What is expected ▸ Select all lines holding the word "межбюджетные" from the entries that follow.
+++
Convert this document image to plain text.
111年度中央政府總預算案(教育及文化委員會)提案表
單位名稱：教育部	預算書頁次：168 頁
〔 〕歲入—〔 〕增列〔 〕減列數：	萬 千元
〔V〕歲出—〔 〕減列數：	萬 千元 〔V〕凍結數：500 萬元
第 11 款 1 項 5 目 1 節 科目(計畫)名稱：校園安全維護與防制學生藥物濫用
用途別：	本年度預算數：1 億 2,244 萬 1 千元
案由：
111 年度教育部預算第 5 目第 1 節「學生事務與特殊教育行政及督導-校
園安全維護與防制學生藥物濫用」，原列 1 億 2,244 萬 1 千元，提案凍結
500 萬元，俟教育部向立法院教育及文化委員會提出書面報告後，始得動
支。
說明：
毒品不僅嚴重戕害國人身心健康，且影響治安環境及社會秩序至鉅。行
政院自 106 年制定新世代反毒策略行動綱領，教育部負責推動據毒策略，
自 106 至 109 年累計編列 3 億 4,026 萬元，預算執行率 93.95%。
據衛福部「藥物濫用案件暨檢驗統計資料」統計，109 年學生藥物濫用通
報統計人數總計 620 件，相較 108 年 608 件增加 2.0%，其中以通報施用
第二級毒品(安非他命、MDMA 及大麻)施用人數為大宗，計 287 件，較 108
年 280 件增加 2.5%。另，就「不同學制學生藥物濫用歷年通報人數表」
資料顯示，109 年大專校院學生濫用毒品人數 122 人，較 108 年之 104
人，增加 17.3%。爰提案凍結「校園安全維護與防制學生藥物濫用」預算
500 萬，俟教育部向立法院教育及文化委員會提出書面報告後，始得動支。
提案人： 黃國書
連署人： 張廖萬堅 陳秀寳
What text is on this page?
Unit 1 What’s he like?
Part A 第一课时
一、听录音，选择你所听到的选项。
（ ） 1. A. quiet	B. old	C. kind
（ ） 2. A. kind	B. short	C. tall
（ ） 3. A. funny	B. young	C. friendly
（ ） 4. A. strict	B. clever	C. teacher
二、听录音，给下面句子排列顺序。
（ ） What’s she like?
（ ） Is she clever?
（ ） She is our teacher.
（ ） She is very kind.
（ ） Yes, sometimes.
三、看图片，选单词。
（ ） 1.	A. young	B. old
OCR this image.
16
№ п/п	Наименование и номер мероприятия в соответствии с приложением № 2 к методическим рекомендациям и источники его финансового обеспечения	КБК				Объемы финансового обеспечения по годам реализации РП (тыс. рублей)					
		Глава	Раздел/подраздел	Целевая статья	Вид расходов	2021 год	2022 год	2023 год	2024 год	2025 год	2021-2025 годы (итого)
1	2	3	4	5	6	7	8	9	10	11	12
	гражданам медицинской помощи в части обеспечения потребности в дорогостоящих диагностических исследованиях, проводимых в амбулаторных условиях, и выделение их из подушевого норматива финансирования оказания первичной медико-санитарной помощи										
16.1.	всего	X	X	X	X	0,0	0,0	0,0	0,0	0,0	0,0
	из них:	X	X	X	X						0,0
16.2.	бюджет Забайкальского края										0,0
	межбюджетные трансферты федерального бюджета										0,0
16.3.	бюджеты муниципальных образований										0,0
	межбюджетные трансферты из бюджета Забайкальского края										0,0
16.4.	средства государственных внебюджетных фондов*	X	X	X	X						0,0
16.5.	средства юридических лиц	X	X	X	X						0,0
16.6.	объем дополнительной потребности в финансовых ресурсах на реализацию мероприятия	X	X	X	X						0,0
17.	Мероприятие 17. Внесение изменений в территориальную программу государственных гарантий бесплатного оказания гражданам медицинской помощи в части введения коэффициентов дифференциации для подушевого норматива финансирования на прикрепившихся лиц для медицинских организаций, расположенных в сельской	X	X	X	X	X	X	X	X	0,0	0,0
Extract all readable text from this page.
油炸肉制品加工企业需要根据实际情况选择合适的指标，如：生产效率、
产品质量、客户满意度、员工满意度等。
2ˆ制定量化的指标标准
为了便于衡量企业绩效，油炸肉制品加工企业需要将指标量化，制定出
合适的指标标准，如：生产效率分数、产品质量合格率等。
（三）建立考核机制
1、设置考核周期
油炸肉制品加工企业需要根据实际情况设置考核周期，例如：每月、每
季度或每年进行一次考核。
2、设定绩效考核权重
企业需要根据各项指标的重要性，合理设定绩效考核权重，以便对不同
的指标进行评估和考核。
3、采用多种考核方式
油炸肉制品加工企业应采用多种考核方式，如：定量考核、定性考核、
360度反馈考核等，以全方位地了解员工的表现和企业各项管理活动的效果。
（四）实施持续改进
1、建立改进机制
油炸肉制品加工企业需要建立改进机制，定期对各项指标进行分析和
+++
Worked answer ▸
	межбюджетные трансферты федерального бюджета										0,0
	межбюджетные трансферты из бюджета Забайкальского края										0,0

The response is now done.